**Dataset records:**
····················

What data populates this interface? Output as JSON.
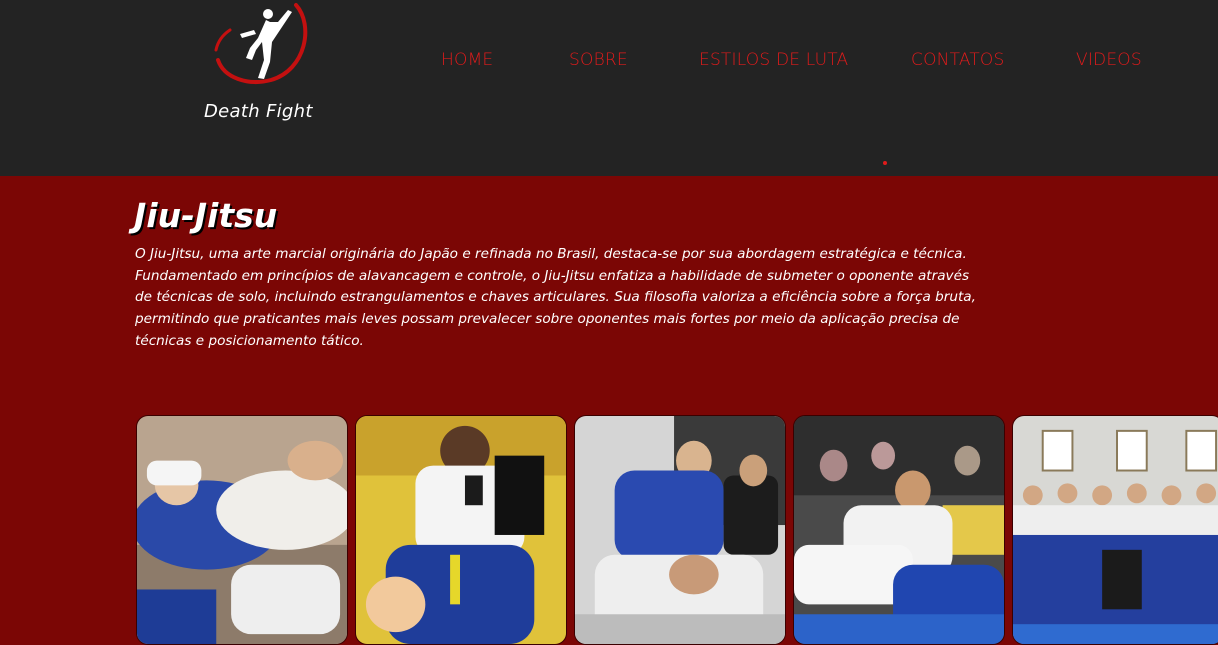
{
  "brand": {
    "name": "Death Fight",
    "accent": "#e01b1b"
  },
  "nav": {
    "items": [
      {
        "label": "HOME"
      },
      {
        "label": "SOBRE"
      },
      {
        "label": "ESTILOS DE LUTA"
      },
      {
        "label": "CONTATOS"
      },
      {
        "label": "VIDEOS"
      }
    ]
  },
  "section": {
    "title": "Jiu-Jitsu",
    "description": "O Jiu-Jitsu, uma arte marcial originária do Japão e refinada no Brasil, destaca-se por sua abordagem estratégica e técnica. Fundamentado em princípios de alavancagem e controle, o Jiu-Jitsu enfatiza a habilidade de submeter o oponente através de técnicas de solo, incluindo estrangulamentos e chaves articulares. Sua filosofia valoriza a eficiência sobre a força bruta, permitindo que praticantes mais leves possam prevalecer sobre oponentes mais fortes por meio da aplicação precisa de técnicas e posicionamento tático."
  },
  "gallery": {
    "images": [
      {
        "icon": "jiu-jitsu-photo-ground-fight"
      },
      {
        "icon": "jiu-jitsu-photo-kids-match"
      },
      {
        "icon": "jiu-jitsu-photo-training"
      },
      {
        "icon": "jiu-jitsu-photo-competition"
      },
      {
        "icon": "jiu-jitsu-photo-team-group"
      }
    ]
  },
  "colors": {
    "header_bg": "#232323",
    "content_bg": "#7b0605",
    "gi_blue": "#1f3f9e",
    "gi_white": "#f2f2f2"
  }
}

····················

**THE EXERCISE:**
Reproduce every line of the listing above in which the string "label" appears.

**FINAL RESULT:**
        "label": "HOME"
        "label": "SOBRE"
        "label": "ESTILOS DE LUTA"
        "label": "CONTATOS"
        "label": "VIDEOS"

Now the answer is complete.